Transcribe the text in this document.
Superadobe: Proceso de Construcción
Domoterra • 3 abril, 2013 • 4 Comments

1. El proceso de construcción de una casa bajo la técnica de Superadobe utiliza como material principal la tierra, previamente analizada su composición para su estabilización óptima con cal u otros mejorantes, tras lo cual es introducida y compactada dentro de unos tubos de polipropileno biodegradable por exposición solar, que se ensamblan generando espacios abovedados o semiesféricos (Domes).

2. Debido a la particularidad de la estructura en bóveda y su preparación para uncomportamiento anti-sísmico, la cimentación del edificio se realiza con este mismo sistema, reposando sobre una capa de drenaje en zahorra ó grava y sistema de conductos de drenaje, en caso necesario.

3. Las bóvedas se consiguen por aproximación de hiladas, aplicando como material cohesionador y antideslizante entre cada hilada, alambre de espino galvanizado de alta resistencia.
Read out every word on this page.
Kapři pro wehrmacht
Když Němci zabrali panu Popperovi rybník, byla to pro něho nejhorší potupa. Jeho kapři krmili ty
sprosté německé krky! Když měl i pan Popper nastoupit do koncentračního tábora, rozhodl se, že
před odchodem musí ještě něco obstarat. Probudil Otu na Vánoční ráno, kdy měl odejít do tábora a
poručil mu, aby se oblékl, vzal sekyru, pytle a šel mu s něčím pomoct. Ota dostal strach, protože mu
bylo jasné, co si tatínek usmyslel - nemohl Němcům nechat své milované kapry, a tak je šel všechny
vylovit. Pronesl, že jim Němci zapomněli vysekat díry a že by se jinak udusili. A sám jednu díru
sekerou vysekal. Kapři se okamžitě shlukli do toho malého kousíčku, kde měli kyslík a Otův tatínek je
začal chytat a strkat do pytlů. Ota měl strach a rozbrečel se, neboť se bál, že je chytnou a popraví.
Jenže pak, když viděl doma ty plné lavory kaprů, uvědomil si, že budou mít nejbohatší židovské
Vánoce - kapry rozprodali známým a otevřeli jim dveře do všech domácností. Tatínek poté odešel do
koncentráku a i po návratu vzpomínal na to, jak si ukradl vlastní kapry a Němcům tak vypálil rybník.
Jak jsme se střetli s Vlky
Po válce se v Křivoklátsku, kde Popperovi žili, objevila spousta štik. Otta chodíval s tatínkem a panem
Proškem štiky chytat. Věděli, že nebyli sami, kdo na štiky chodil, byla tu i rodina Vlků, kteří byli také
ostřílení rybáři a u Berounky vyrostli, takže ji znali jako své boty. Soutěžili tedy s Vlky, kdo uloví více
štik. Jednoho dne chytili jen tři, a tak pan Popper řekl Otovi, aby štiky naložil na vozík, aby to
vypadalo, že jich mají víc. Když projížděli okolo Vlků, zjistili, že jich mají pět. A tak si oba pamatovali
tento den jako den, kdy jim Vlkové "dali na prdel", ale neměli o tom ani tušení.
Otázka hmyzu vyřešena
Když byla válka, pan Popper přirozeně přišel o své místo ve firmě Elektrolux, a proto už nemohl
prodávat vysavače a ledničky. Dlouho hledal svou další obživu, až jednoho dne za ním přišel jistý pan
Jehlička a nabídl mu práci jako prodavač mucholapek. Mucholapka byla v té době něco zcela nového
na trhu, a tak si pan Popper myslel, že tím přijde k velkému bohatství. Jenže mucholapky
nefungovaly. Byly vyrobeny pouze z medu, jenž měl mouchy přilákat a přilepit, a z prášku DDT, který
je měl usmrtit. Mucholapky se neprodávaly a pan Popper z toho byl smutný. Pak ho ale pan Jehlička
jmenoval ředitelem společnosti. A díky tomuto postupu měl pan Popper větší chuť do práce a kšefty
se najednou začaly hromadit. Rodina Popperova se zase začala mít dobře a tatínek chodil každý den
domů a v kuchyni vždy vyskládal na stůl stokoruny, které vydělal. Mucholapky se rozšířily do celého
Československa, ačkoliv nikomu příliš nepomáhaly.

▶ Problem details
Transcribe every line of the data, exactly as it stands.

▶ Answer to the exercise
Transcribe the text in this document.
Superadobe: Proceso de Construcción
Domoterra • 3 abril, 2013 • 4 Comments

1. El proceso de construcción de una casa bajo la técnica de Superadobe utiliza como material principal la tierra, previamente analizada su composición para su estabilización óptima con cal u otros mejorantes, tras lo cual es introducida y compactada dentro de unos tubos de polipropileno biodegradable por exposición solar, que se ensamblan generando espacios abovedados o semiesféricos (Domes).

2. Debido a la particularidad de la estructura en bóveda y su preparación para uncomportamiento anti-sísmico, la cimentación del edificio se realiza con este mismo sistema, reposando sobre una capa de drenaje en zahorra ó grava y sistema de conductos de drenaje, en caso necesario.

3. Las bóvedas se consiguen por aproximación de hiladas, aplicando como material cohesionador y antideslizante entre cada hilada, alambre de espino galvanizado de alta resistencia.
Read out every word on this page.
Kapři pro wehrmacht
Když Němci zabrali panu Popperovi rybník, byla to pro něho nejhorší potupa. Jeho kapři krmili ty
sprosté německé krky! Když měl i pan Popper nastoupit do koncentračního tábora, rozhodl se, že
před odchodem musí ještě něco obstarat. Probudil Otu na Vánoční ráno, kdy měl odejít do tábora a
poručil mu, aby se oblékl, vzal sekyru, pytle a šel mu s něčím pomoct. Ota dostal strach, protože mu
bylo jasné, co si tatínek usmyslel - nemohl Němcům nechat své milované kapry, a tak je šel všechny
vylovit. Pronesl, že jim Němci zapomněli vysekat díry a že by se jinak udusili. A sám jednu díru
sekerou vysekal. Kapři se okamžitě shlukli do toho malého kousíčku, kde měli kyslík a Otův tatínek je
začal chytat a strkat do pytlů. Ota měl strach a rozbrečel se, neboť se bál, že je chytnou a popraví.
Jenže pak, když viděl doma ty plné lavory kaprů, uvědomil si, že budou mít nejbohatší židovské
Vánoce - kapry rozprodali známým a otevřeli jim dveře do všech domácností. Tatínek poté odešel do
koncentráku a i po návratu vzpomínal na to, jak si ukradl vlastní kapry a Němcům tak vypálil rybník.
Jak jsme se střetli s Vlky
Po válce se v Křivoklátsku, kde Popperovi žili, objevila spousta štik. Otta chodíval s tatínkem a panem
Proškem štiky chytat. Věděli, že nebyli sami, kdo na štiky chodil, byla tu i rodina Vlků, kteří byli také
ostřílení rybáři a u Berounky vyrostli, takže ji znali jako své boty. Soutěžili tedy s Vlky, kdo uloví více
štik. Jednoho dne chytili jen tři, a tak pan Popper řekl Otovi, aby štiky naložil na vozík, aby to
vypadalo, že jich mají víc. Když projížděli okolo Vlků, zjistili, že jich mají pět. A tak si oba pamatovali
tento den jako den, kdy jim Vlkové "dali na prdel", ale neměli o tom ani tušení.
Otázka hmyzu vyřešena
Když byla válka, pan Popper přirozeně přišel o své místo ve firmě Elektrolux, a proto už nemohl
prodávat vysavače a ledničky. Dlouho hledal svou další obživu, až jednoho dne za ním přišel jistý pan
Jehlička a nabídl mu práci jako prodavač mucholapek. Mucholapka byla v té době něco zcela nového
na trhu, a tak si pan Popper myslel, že tím přijde k velkému bohatství. Jenže mucholapky
nefungovaly. Byly vyrobeny pouze z medu, jenž měl mouchy přilákat a přilepit, a z prášku DDT, který
je měl usmrtit. Mucholapky se neprodávaly a pan Popper z toho byl smutný. Pak ho ale pan Jehlička
jmenoval ředitelem společnosti. A díky tomuto postupu měl pan Popper větší chuť do práce a kšefty
se najednou začaly hromadit. Rodina Popperova se zase začala mít dobře a tatínek chodil každý den
domů a v kuchyni vždy vyskládal na stůl stokoruny, které vydělal. Mucholapky se rozšířily do celého
Československa, ačkoliv nikomu příliš nepomáhaly.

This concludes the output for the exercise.